*Dataset records*.
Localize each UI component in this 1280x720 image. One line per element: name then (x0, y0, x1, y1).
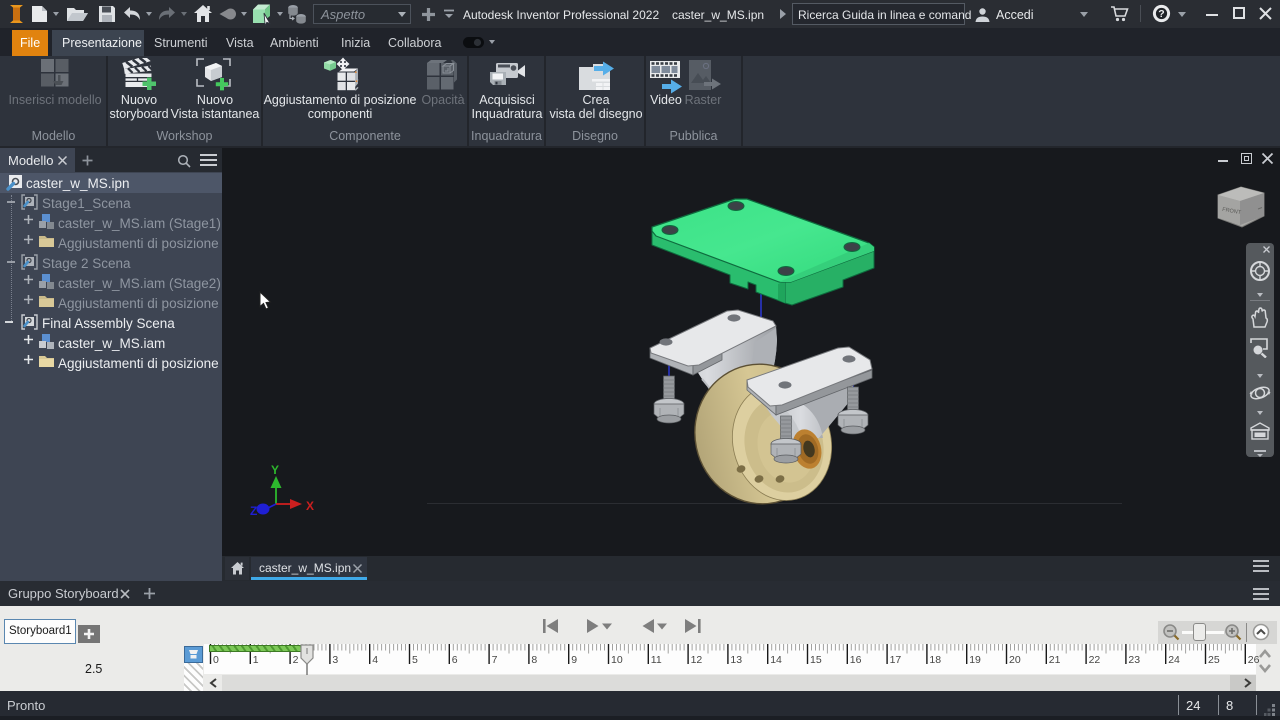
svg-text:?: ? (1158, 8, 1164, 20)
svg-text:20: 20 (1009, 654, 1021, 666)
svg-text:9: 9 (571, 654, 577, 666)
svg-text:19: 19 (969, 654, 981, 666)
svg-text:4: 4 (372, 654, 378, 666)
svg-text:10: 10 (611, 654, 623, 666)
svg-text:2: 2 (293, 654, 299, 666)
svg-text:21: 21 (1049, 654, 1061, 666)
svg-text:X: X (306, 499, 314, 513)
svg-text:24: 24 (1168, 654, 1180, 666)
svg-text:8: 8 (531, 654, 537, 666)
svg-text:Z: Z (250, 504, 257, 518)
svg-text:7: 7 (492, 654, 498, 666)
svg-text:18: 18 (929, 654, 941, 666)
svg-text:12: 12 (691, 654, 703, 666)
svg-text:6: 6 (452, 654, 458, 666)
svg-text:3: 3 (332, 654, 338, 666)
svg-text:13: 13 (730, 654, 742, 666)
svg-text:Y: Y (271, 463, 279, 477)
svg-text:0: 0 (213, 654, 219, 666)
svg-text:15: 15 (810, 654, 822, 666)
svg-text:17: 17 (890, 654, 902, 666)
svg-text:23: 23 (1128, 654, 1140, 666)
svg-text:22: 22 (1089, 654, 1101, 666)
svg-text:5: 5 (412, 654, 418, 666)
svg-text:16: 16 (850, 654, 862, 666)
svg-text:25: 25 (1208, 654, 1220, 666)
svg-text:14: 14 (770, 654, 782, 666)
svg-text:1: 1 (253, 654, 259, 666)
svg-text:11: 11 (651, 654, 662, 666)
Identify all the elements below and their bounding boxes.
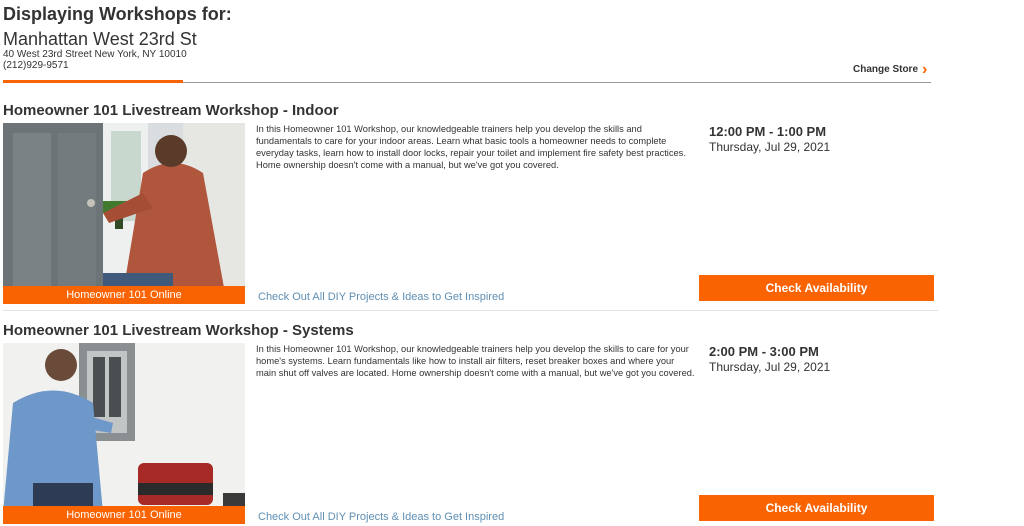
header-accent-bar xyxy=(3,80,183,83)
page-title: Displaying Workshops for: xyxy=(3,4,232,24)
workshop-divider xyxy=(3,310,938,311)
workshop-photo-door-lock xyxy=(3,123,245,304)
workshop-time: 12:00 PM - 1:00 PM xyxy=(709,124,827,139)
diy-projects-link[interactable]: Check Out All DIY Projects & Ideas to Ge… xyxy=(258,511,504,523)
store-address: 40 West 23rd Street New York, NY 10010 xyxy=(3,49,187,60)
workshop-image-tag: Homeowner 101 Online xyxy=(3,286,245,304)
workshop-title: Homeowner 101 Livestream Workshop - Indo… xyxy=(3,102,339,119)
store-name: Manhattan West 23rd St xyxy=(3,29,197,49)
workshop-photo-breaker-box xyxy=(3,343,245,524)
change-store-link[interactable]: Change Store › xyxy=(853,60,928,78)
workshop-image-tag: Homeowner 101 Online xyxy=(3,506,245,524)
workshop-description: In this Homeowner 101 Workshop, our know… xyxy=(256,124,686,170)
store-phone: (212)929-9571 xyxy=(3,60,69,71)
workshop-date: Thursday, Jul 29, 2021 xyxy=(709,140,831,154)
workshop-image[interactable]: Homeowner 101 Online xyxy=(3,123,245,304)
diy-projects-link[interactable]: Check Out All DIY Projects & Ideas to Ge… xyxy=(258,291,504,303)
workshop-image[interactable]: Homeowner 101 Online xyxy=(3,343,245,524)
store-header: Displaying Workshops for: Manhattan West… xyxy=(0,0,1024,90)
workshop-title: Homeowner 101 Livestream Workshop - Syst… xyxy=(3,322,354,339)
chevron-right-icon: › xyxy=(922,60,928,78)
workshop-description: In this Homeowner 101 Workshop, our know… xyxy=(256,344,695,378)
check-availability-button[interactable]: Check Availability xyxy=(699,275,934,301)
change-store-label: Change Store xyxy=(853,64,919,75)
workshop-date: Thursday, Jul 29, 2021 xyxy=(709,360,831,374)
workshop-time: 2:00 PM - 3:00 PM xyxy=(709,344,819,359)
check-availability-button[interactable]: Check Availability xyxy=(699,495,934,521)
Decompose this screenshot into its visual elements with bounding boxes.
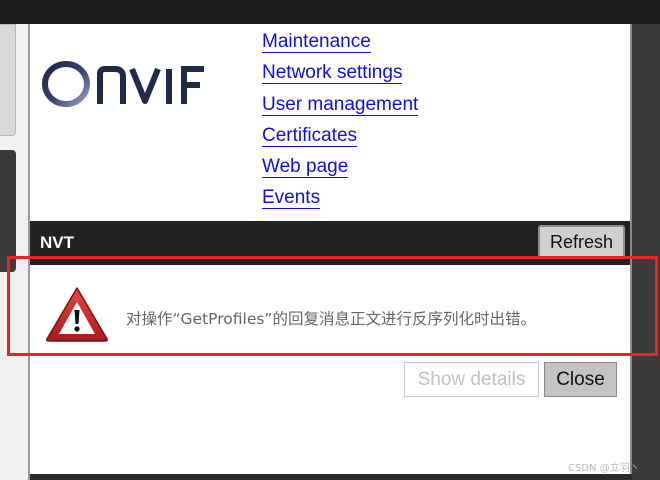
events-link[interactable]: Events [262, 187, 321, 210]
settings-nav: Maintenance Network settings User manage… [262, 28, 419, 216]
close-button[interactable]: Close [544, 362, 617, 397]
nav-item-certificates: Certificates [262, 122, 418, 153]
nav-item-events: Events [262, 184, 418, 215]
maintenance-link[interactable]: Maintenance [262, 31, 371, 53]
user-management-link[interactable]: User management [262, 93, 419, 116]
right-scrollbar-area[interactable] [632, 24, 660, 480]
error-message-panel: 对操作“GetProfiles”的回复消息正文进行反序列化时出错。 [30, 265, 630, 355]
device-title: NVT [40, 233, 74, 252]
onvif-logo [42, 60, 224, 108]
show-details-button[interactable]: Show details [404, 362, 539, 397]
nav-item-web-page: Web page [262, 153, 418, 184]
refresh-button[interactable]: Refresh [538, 225, 625, 259]
network-settings-link[interactable]: Network settings [262, 62, 403, 85]
bottom-edge [30, 474, 632, 480]
error-message-text: 对操作“GetProfiles”的回复消息正文进行反序列化时出错。 [126, 310, 536, 328]
certificates-link[interactable]: Certificates [262, 124, 358, 147]
left-panel-tab-upper[interactable] [0, 24, 16, 136]
app-window: Maintenance Network settings User manage… [0, 0, 660, 480]
left-panel-tab-lower[interactable] [0, 150, 16, 272]
nav-item-network-settings: Network settings [262, 59, 418, 90]
web-page-link[interactable]: Web page [262, 156, 349, 179]
onvif-logo-graphic [42, 61, 204, 107]
warning-triangle-icon [46, 287, 108, 342]
watermark-text: CSDN @立羽丶 [568, 463, 640, 474]
top-title-bar [0, 0, 660, 24]
device-header-bar: NVT Refresh [30, 221, 630, 265]
nav-item-user-management: User management [262, 91, 419, 122]
nav-item-maintenance: Maintenance [262, 28, 418, 59]
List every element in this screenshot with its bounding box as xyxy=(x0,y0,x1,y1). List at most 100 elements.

*Task goal*. Return, character for character, the stretch of the material from the line containing "header-accent-bar xyxy=(3,80,183,83)" through the line containing "to Ge… xyxy=(258,291,504,303)", with both of those lines included.

*Solved exercise*.
header-accent-bar xyxy=(3,80,183,83)
page-title: Displaying Workshops for: xyxy=(3,4,232,24)
workshop-divider xyxy=(3,310,938,311)
workshop-photo-door-lock xyxy=(3,123,245,304)
workshop-time: 12:00 PM - 1:00 PM xyxy=(709,124,827,139)
diy-projects-link[interactable]: Check Out All DIY Projects & Ideas to Ge… xyxy=(258,511,504,523)
store-address: 40 West 23rd Street New York, NY 10010 xyxy=(3,49,187,60)
workshop-image-tag: Homeowner 101 Online xyxy=(3,286,245,304)
workshop-title: Homeowner 101 Livestream Workshop - Indo… xyxy=(3,102,339,119)
store-name: Manhattan West 23rd St xyxy=(3,29,197,49)
workshop-photo-breaker-box xyxy=(3,343,245,524)
change-store-link[interactable]: Change Store › xyxy=(853,60,928,78)
workshop-image-tag: Homeowner 101 Online xyxy=(3,506,245,524)
workshop-description: In this Homeowner 101 Workshop, our know… xyxy=(256,124,686,170)
store-phone: (212)929-9571 xyxy=(3,60,69,71)
workshop-date: Thursday, Jul 29, 2021 xyxy=(709,140,831,154)
workshop-image[interactable]: Homeowner 101 Online xyxy=(3,123,245,304)
diy-projects-link[interactable]: Check Out All DIY Projects & Ideas to Ge… xyxy=(258,291,504,303)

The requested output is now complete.